- _YOUR GOAL_: Show every line in the records below that contains the word "Петербурга".

START INFORMATION GIVEN

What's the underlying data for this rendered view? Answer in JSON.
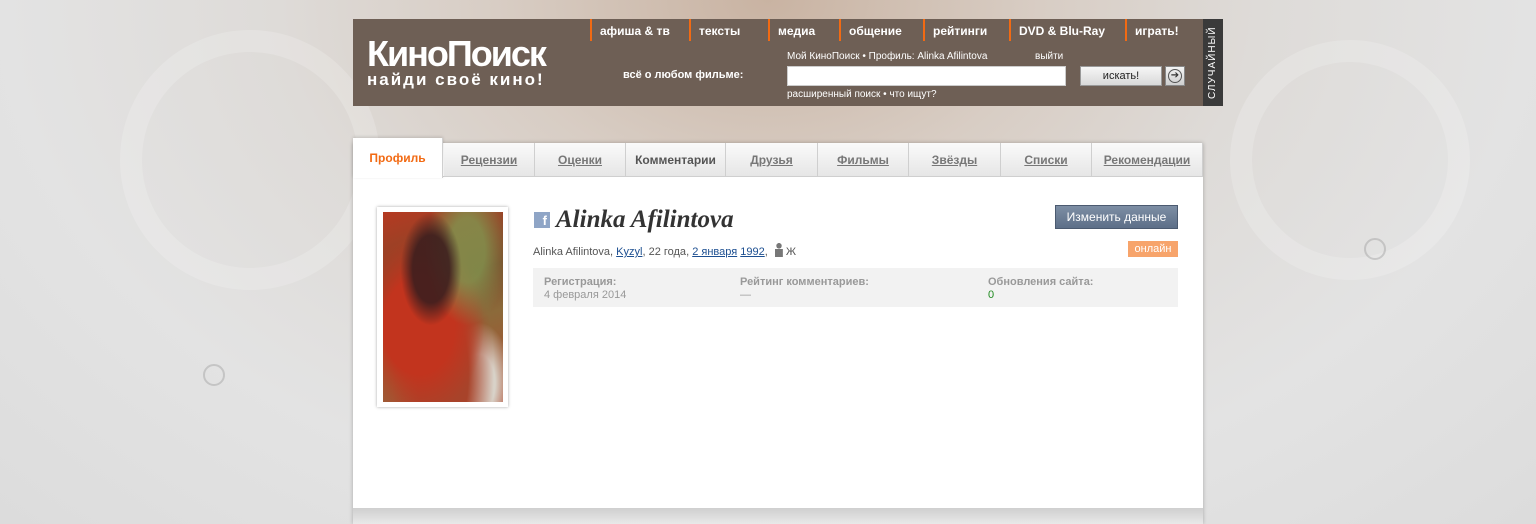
{
  "header": {
    "logo_main": "КиноПоиск",
    "logo_sub": "найди своё кино!",
    "nav": [
      "афиша & тв",
      "тексты",
      "медиа",
      "общение",
      "рейтинги",
      "DVD & Blu-Ray",
      "играть!"
    ],
    "about_label": "всё о любом фильме:",
    "user_line": "Мой КиноПоиск  •  Профиль: Alinka Afilintova",
    "logout": "выйти",
    "search_button": "искать!",
    "advanced_search": "расширенный поиск",
    "what_searched": "что ищут?",
    "random": "СЛУЧАЙНЫЙ"
  },
  "tabs": [
    "Профиль",
    "Рецензии",
    "Оценки",
    "Комментарии",
    "Друзья",
    "Фильмы",
    "Звёзды",
    "Списки",
    "Рекомендации"
  ],
  "profile": {
    "name": "Alinka Afilintova",
    "edit_button": "Изменить данные",
    "info_name": "Alinka Afilintova",
    "city": "Kyzyl",
    "age": "22 года",
    "birth_day": "2 января",
    "birth_year": "1992",
    "gender": "Ж",
    "online": "онлайн"
  },
  "stats": {
    "registration_label": "Регистрация:",
    "registration_value": "4 февраля 2014",
    "comments_rating_label": "Рейтинг комментариев:",
    "comments_rating_value": "—",
    "site_updates_label": "Обновления сайта:",
    "site_updates_value": "0"
  },
  "colors": {
    "accent": "#f26a13",
    "header_bg": "#6e5f55",
    "online_badge": "#f7a46b",
    "edit_button": "#6a7b93"
  }
}
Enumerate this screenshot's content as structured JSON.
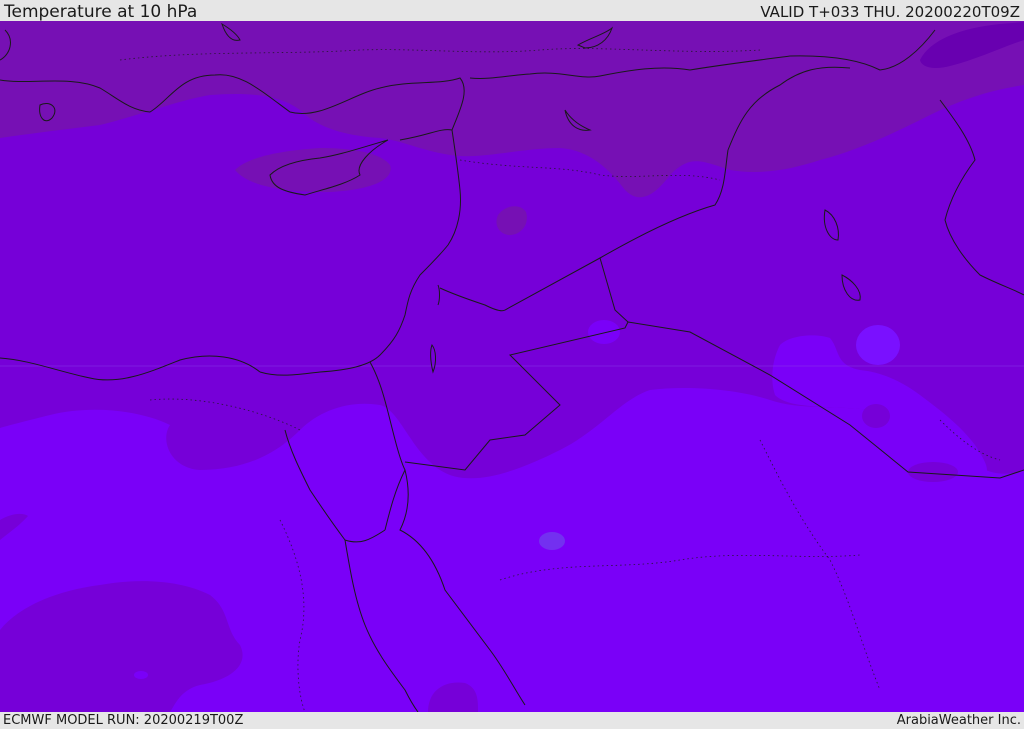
{
  "header": {
    "title": "Temperature at 10 hPa",
    "valid": "VALID T+033 THU. 20200220T09Z"
  },
  "footer": {
    "model_run": "ECMWF MODEL RUN: 20200219T00Z",
    "credit": "ArabiaWeather Inc."
  },
  "map": {
    "region": "Eastern Mediterranean and Middle East",
    "field_colors": {
      "coldest": "#6800b0",
      "cold": "#7610b4",
      "mid": "#7600d8",
      "warm": "#7a00f8",
      "warmest": "#7330f0"
    },
    "border_color": "#1a1a1a"
  }
}
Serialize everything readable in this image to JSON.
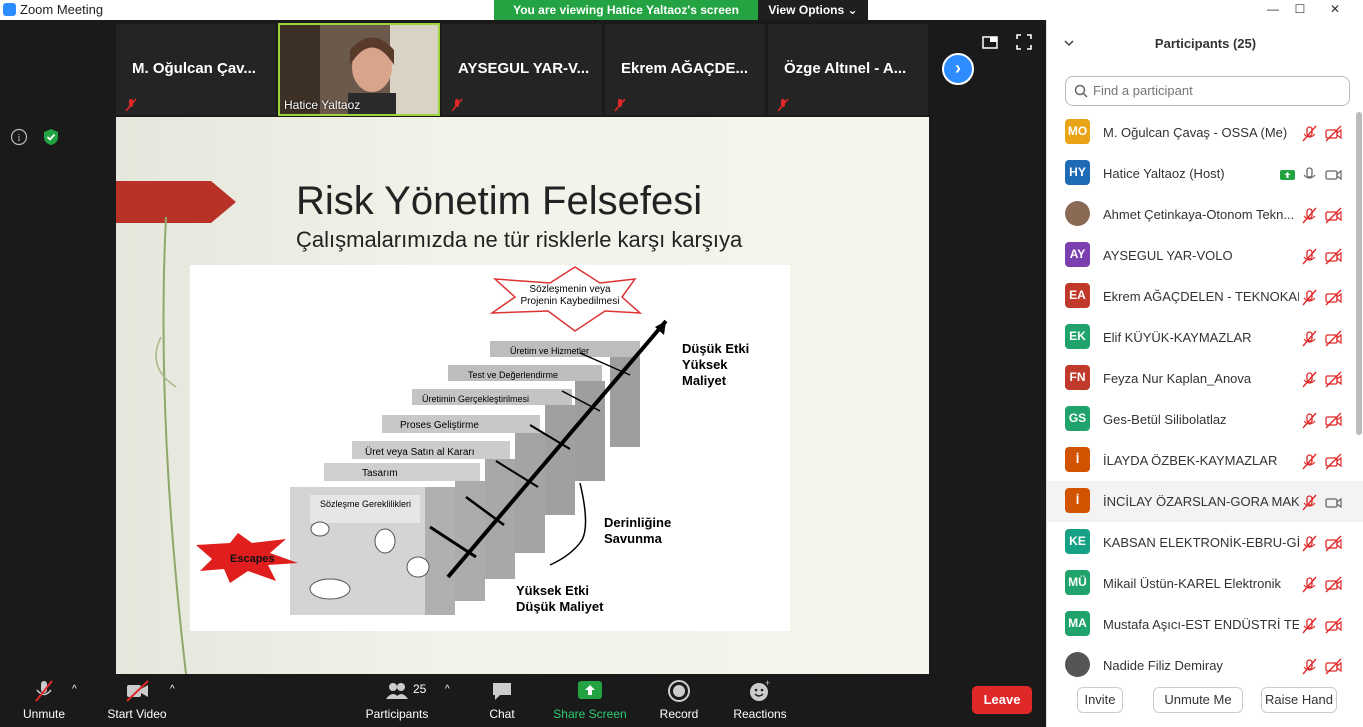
{
  "window": {
    "title": "Zoom Meeting",
    "blurred_title": "...",
    "min": "—",
    "max": "☐",
    "close": "✕"
  },
  "banner": {
    "viewing": "You are viewing Hatice Yaltaoz's screen",
    "view_options": "View Options"
  },
  "tiles": [
    {
      "name": "M. Oğulcan Çav..."
    },
    {
      "name": "AYSEGUL YAR-V..."
    },
    {
      "name": "Ekrem AĞAÇDE..."
    },
    {
      "name": "Özge Altınel - A..."
    }
  ],
  "video_tile": {
    "name": "Hatice Yaltaoz"
  },
  "slide": {
    "title": "Risk Yönetim Felsefesi",
    "subtitle": "Çalışmalarımızda ne tür risklerle karşı karşıya",
    "diagram": {
      "star_top": [
        "Sözleşmenin veya",
        "Projenin Kaybedilmesi"
      ],
      "layers": [
        "Üretim ve Hizmetler",
        "Test ve Değerlendirme",
        "Üretimin Gerçekleştirilmesi",
        "Proses Geliştirme",
        "Üret veya Satın al Kararı",
        "Tasarım",
        "Sözleşme Gereklilikleri"
      ],
      "right_top": [
        "Düşük Etki",
        "Yüksek",
        "Maliyet"
      ],
      "middle": [
        "Derinliğine",
        "Savunma"
      ],
      "bottom": [
        "Yüksek Etki",
        "Düşük Maliyet"
      ],
      "escapes": "Escapes"
    }
  },
  "toolbar": {
    "unmute": "Unmute",
    "start_video": "Start Video",
    "participants": "Participants",
    "participants_count": "25",
    "chat": "Chat",
    "share": "Share Screen",
    "record": "Record",
    "reactions": "Reactions",
    "leave": "Leave"
  },
  "panel": {
    "title": "Participants (25)",
    "search_placeholder": "Find a participant",
    "participants": [
      {
        "initials": "MO",
        "name": "M. Oğulcan Çavaş - OSSA (Me)",
        "color": "#e8a317"
      },
      {
        "initials": "HY",
        "name": "Hatice Yaltaoz (Host)",
        "color": "#1f6ab5"
      },
      {
        "initials": "",
        "name": "Ahmet Çetinkaya-Otonom Tekn...",
        "color": "#8a6a55"
      },
      {
        "initials": "AY",
        "name": "AYSEGUL YAR-VOLO",
        "color": "#7b3fb0"
      },
      {
        "initials": "EA",
        "name": "Ekrem AĞAÇDELEN - TEKNOKAR",
        "color": "#c0392b"
      },
      {
        "initials": "EK",
        "name": "Elif KÜYÜK-KAYMAZLAR",
        "color": "#1fa36b"
      },
      {
        "initials": "FN",
        "name": "Feyza Nur Kaplan_Anova",
        "color": "#c0392b"
      },
      {
        "initials": "GS",
        "name": "Ges-Betül Silibolatlaz",
        "color": "#1fa36b"
      },
      {
        "initials": "İ",
        "name": "İLAYDA ÖZBEK-KAYMAZLAR",
        "color": "#d35400"
      },
      {
        "initials": "İ",
        "name": "İNCİLAY ÖZARSLAN-GORA MAK...",
        "color": "#d35400"
      },
      {
        "initials": "KE",
        "name": "KABSAN ELEKTRONİK-EBRU-GİZ...",
        "color": "#16a085"
      },
      {
        "initials": "MÜ",
        "name": "Mikail Üstün-KAREL Elektronik",
        "color": "#1fa36b"
      },
      {
        "initials": "MA",
        "name": "Mustafa Aşıcı-EST ENDÜSTRİ TE...",
        "color": "#1fa36b"
      },
      {
        "initials": "",
        "name": "Nadide Filiz Demiray",
        "color": "#555555"
      }
    ],
    "invite": "Invite",
    "unmute_me": "Unmute Me",
    "raise_hand": "Raise Hand"
  }
}
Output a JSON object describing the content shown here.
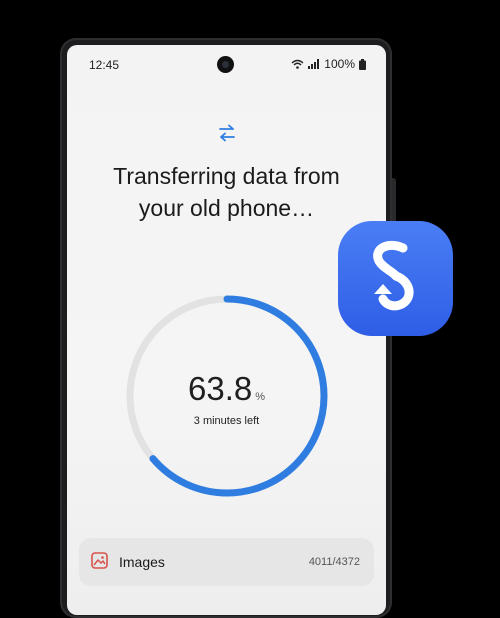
{
  "status_bar": {
    "time": "12:45",
    "battery": "100%",
    "icons": [
      "wifi-icon",
      "signal-icon",
      "battery-icon"
    ]
  },
  "transfer": {
    "icon": "transfer-arrows-icon",
    "title_line1": "Transferring data from",
    "title_line2": "your old phone…",
    "progress": 63.8,
    "percent_text": "63.8",
    "percent_unit": "%",
    "time_left": "3 minutes left"
  },
  "list": {
    "items": [
      {
        "icon": "image-icon",
        "label": "Images",
        "count": "4011/4372"
      }
    ]
  },
  "app_badge": {
    "icon": "smart-switch-app-icon"
  },
  "colors": {
    "accent_blue": "#2f7de1",
    "progress_track": "#e2e2e2",
    "app_icon_bg": "#3a6df0",
    "image_icon_red": "#d8524b"
  }
}
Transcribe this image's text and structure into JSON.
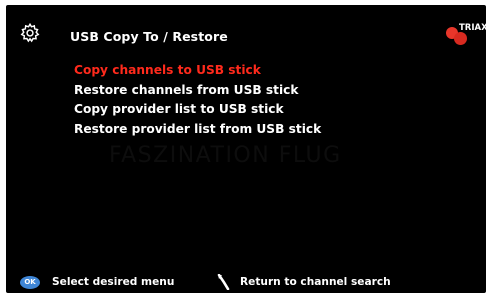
{
  "header": {
    "title": "USB Copy To / Restore",
    "gear_icon": "gear-icon",
    "brand": "TRIAX"
  },
  "menu": {
    "selected_index": 0,
    "items": [
      {
        "label": "Copy channels to USB stick"
      },
      {
        "label": "Restore channels from USB stick"
      },
      {
        "label": "Copy provider list to USB stick"
      },
      {
        "label": "Restore provider list from USB stick"
      }
    ]
  },
  "watermark": "FASZINATION FLUG",
  "footer": {
    "ok_label": "OK",
    "hint_select": "Select desired menu",
    "hint_return": "Return to channel search",
    "return_icon": "back-arrow-icon"
  },
  "colors": {
    "background": "#000000",
    "text": "#ffffff",
    "selected": "#ff2a1c",
    "ok_button": "#3f86d6",
    "logo_red": "#e8362a"
  }
}
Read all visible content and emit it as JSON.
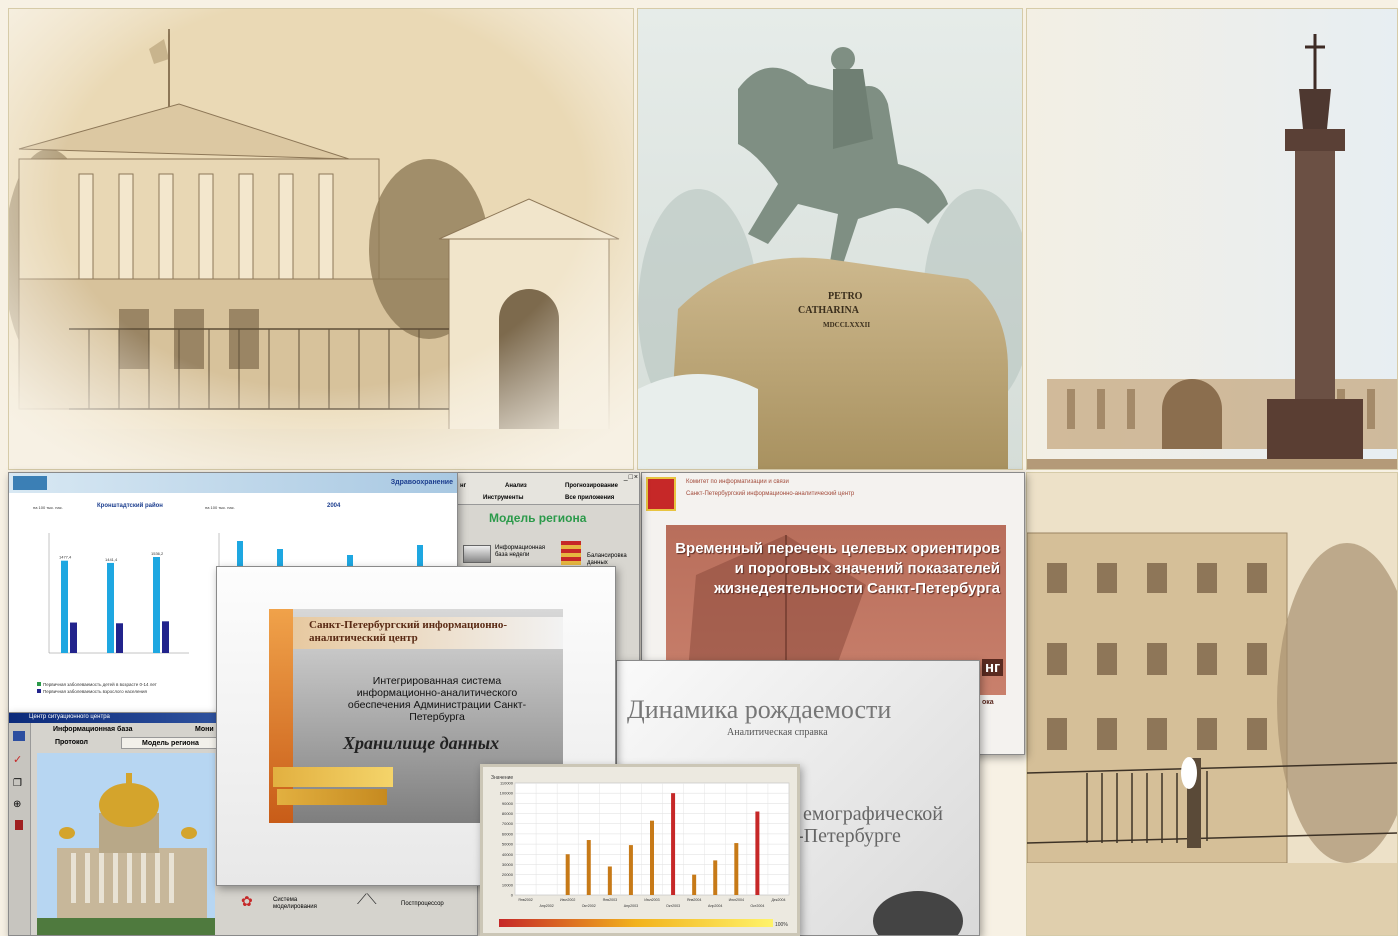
{
  "health_window": {
    "header": "Здравоохранение",
    "chart_left_title": "Кронштадтский район",
    "chart_left_unit": "на 100 тыс. нас.",
    "chart_right_title": "2004",
    "chart_right_unit": "на 100 тыс. нас.",
    "legend_1": "Первичная заболеваемость детей в возрасте 0-14 лет",
    "legend_2": "Первичная заболеваемость взрослого населения"
  },
  "region_window": {
    "menu": [
      "нг",
      "Анализ",
      "Прогнозирование",
      "Инструменты",
      "Все приложения"
    ],
    "title": "Модель региона",
    "item_1": "Информационная база недели",
    "item_2": "Балансировка данных"
  },
  "targets_window": {
    "header_1": "Комитет по информатизации и связи",
    "header_2": "Санкт-Петербургский информационно-аналитический центр",
    "title": "Временный перечень целевых ориентиров и пороговых значений показателей жизнедеятельности Санкт-Петербурга",
    "fragment_1": "нг",
    "fragment_2": "ока"
  },
  "warehouse_window": {
    "org": "Санкт-Петербургский информационно-аналитический центр",
    "system": "Интегрированная система информационно-аналитического обеспечения Администрации Санкт-Петербурга",
    "title": "Хранилище данных"
  },
  "sit_window": {
    "title": "Центр ситуационного центра",
    "tab_1": "Информационная база",
    "tab_2": "Мони",
    "tab_3": "Протокол",
    "tab_4": "Модель региона",
    "item_1": "Система моделирования",
    "item_2": "Постпроцессор"
  },
  "birth_window": {
    "title": "Динамика рождаемости",
    "subtitle": "Аналитическая справка",
    "line_1": "емографической",
    "line_2": "-Петербурге"
  },
  "chart_window": {
    "ylabel": "Значение",
    "scale_end": "100%"
  },
  "chart_data": {
    "type": "bar",
    "categories": [
      "Янв2002",
      "Апр2002",
      "Июл2002",
      "Окт2002",
      "Янв2003",
      "Апр2003",
      "Июл2003",
      "Окт2003",
      "Янв2004",
      "Апр2004",
      "Июл2004",
      "Окт2004",
      "Дек2004"
    ],
    "values": [
      0,
      0,
      40000,
      54000,
      28000,
      49000,
      73000,
      100000,
      20000,
      34000,
      51000,
      82000,
      0
    ],
    "ylim": [
      0,
      110000
    ],
    "yticks": [
      "110000",
      "100000",
      "90000",
      "80000",
      "70000",
      "60000",
      "50000",
      "40000",
      "30000",
      "20000",
      "10000",
      "0"
    ],
    "bar_colors": [
      "#c77a18",
      "#c77a18",
      "#c77a18",
      "#c77a18",
      "#c77a18",
      "#c77a18",
      "#c77a18",
      "#c62828",
      "#c77a18",
      "#c77a18",
      "#c77a18",
      "#c62828",
      "#c77a18"
    ],
    "grid": true
  },
  "mini_chart_left": {
    "type": "bar",
    "labels": [
      "1477,4",
      "1441,4",
      "1536,2"
    ],
    "values": [
      1477,
      1441,
      1536
    ]
  },
  "monument_inscription": [
    "PETRO",
    "CATHARINA",
    "MDCCLXXXII"
  ],
  "colors": {
    "sepia": "#c9b38a",
    "accent": "#c62828",
    "bar_blue": "#1ea7e1",
    "bar_navy": "#22238c"
  }
}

END INFORMATION GIVEN

- _SOLUTION FOR THIS EXERCISE_:
    "title": "Временный перечень целевых ориентиров и пороговых значений показателей жизнедеятельности Санкт-Петербурга",
    "system": "Интегрированная система информационно-аналитического обеспечения Администрации Санкт-Петербурга",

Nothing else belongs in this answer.